-- start of EXTRACTED RECORDS --
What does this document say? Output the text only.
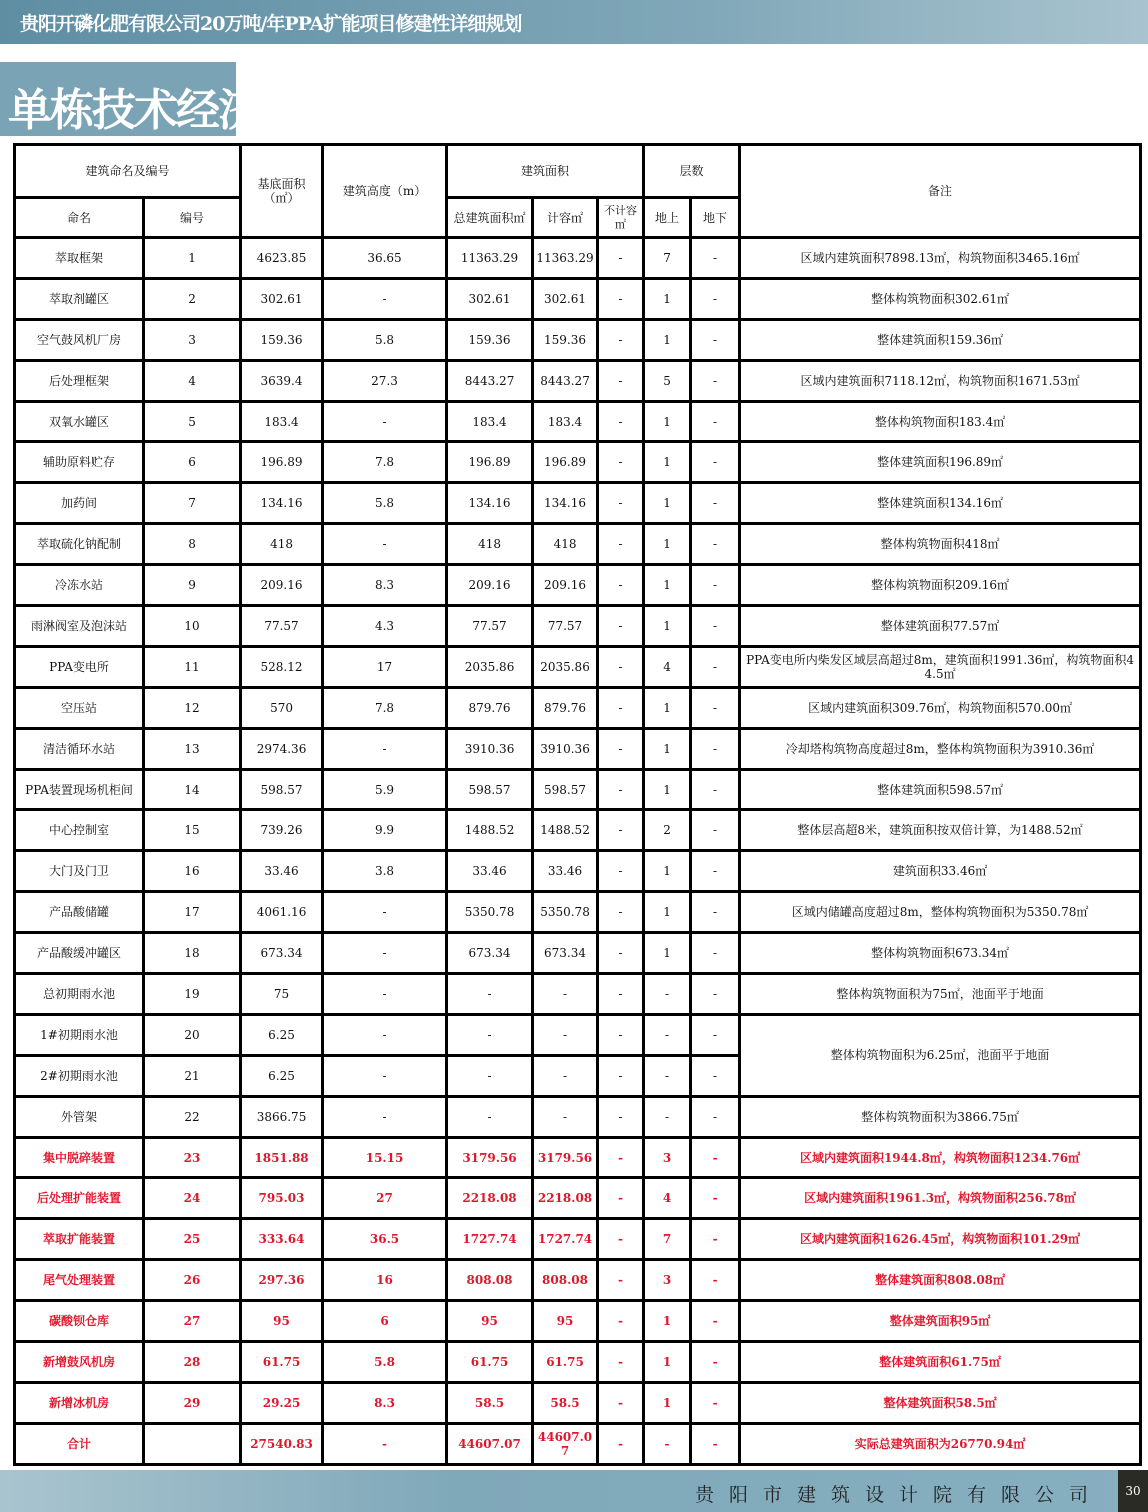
贵阳开磷化肥有限公司20万吨/年PPA扩能项目修建性详细规划
单栋技术经济指标
建筑命名及编号		基底面积（㎡）	建筑高度（m）	建筑面积			层数		备注
命名	编号			总建筑面积㎡	计容㎡	不计容㎡	地上	地下	
萃取框架	1	4623.85	36.65	11363.29	11363.29	-	7	-	区域内建筑面积7898.13㎡，构筑物面积3465.16㎡
萃取剂罐区	2	302.61	-	302.61	302.61	-	1	-	整体构筑物面积302.61㎡
空气鼓风机厂房	3	159.36	5.8	159.36	159.36	-	1	-	整体建筑面积159.36㎡
后处理框架	4	3639.4	27.3	8443.27	8443.27	-	5	-	区域内建筑面积7118.12㎡，构筑物面积1671.53㎡
双氧水罐区	5	183.4	-	183.4	183.4	-	1	-	整体构筑物面积183.4㎡
辅助原料贮存	6	196.89	7.8	196.89	196.89	-	1	-	整体建筑面积196.89㎡
加药间	7	134.16	5.8	134.16	134.16	-	1	-	整体建筑面积134.16㎡
萃取硫化钠配制	8	418	-	418	418	-	1	-	整体构筑物面积418㎡
冷冻水站	9	209.16	8.3	209.16	209.16	-	1	-	整体构筑物面积209.16㎡
雨淋阀室及泡沫站	10	77.57	4.3	77.57	77.57	-	1	-	整体建筑面积77.57㎡
PPA变电所	11	528.12	17	2035.86	2035.86	-	4	-	PPA变电所内柴发区域层高超过8m，建筑面积1991.36㎡，构筑物面积44.5㎡
空压站	12	570	7.8	879.76	879.76	-	1	-	区域内建筑面积309.76㎡，构筑物面积570.00㎡
清洁循环水站	13	2974.36	-	3910.36	3910.36	-	1	-	冷却塔构筑物高度超过8m，整体构筑物面积为3910.36㎡
PPA装置现场机柜间	14	598.57	5.9	598.57	598.57	-	1	-	整体建筑面积598.57㎡
中心控制室	15	739.26	9.9	1488.52	1488.52	-	2	-	整体层高超8米，建筑面积按双倍计算，为1488.52㎡
大门及门卫	16	33.46	3.8	33.46	33.46	-	1	-	建筑面积33.46㎡
产品酸储罐	17	4061.16	-	5350.78	5350.78	-	1	-	区域内储罐高度超过8m，整体构筑物面积为5350.78㎡
产品酸缓冲罐区	18	673.34	-	673.34	673.34	-	1	-	整体构筑物面积673.34㎡
总初期雨水池	19	75	-	-	-	-	-	-	整体构筑物面积为75㎡，池面平于地面
1#初期雨水池	20	6.25	-	-	-	-	-	-	整体构筑物面积为6.25㎡，池面平于地面
2#初期雨水池	21	6.25	-	-	-	-	-	-	
外管架	22	3866.75	-	-	-	-	-	-	整体构筑物面积为3866.75㎡
集中脱碎装置	23	1851.88	15.15	3179.56	3179.56	-	3	-	区域内建筑面积1944.8㎡，构筑物面积1234.76㎡
后处理扩能装置	24	795.03	27	2218.08	2218.08	-	4	-	区域内建筑面积1961.3㎡，构筑物面积256.78㎡
萃取扩能装置	25	333.64	36.5	1727.74	1727.74	-	7	-	区域内建筑面积1626.45㎡，构筑物面积101.29㎡
尾气处理装置	26	297.36	16	808.08	808.08	-	3	-	整体建筑面积808.08㎡
碳酸钡仓库	27	95	6	95	95	-	1	-	整体建筑面积95㎡
新增鼓风机房	28	61.75	5.8	61.75	61.75	-	1	-	整体建筑面积61.75㎡
新增冰机房	29	29.25	8.3	58.5	58.5	-	1	-	整体建筑面积58.5㎡
合计		27540.83	-	44607.07	44607.07	-	-	-	实际总建筑面积为26770.94㎡
贵阳市建筑设计院有限公司	30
-- end of EXTRACTED RECORDS --
### WRITTEN PROBLEM
Provide the number of lines in the data above that contain the string "池面平于地面", and nothing else.

### RESULT OF THIS EXERCISE
2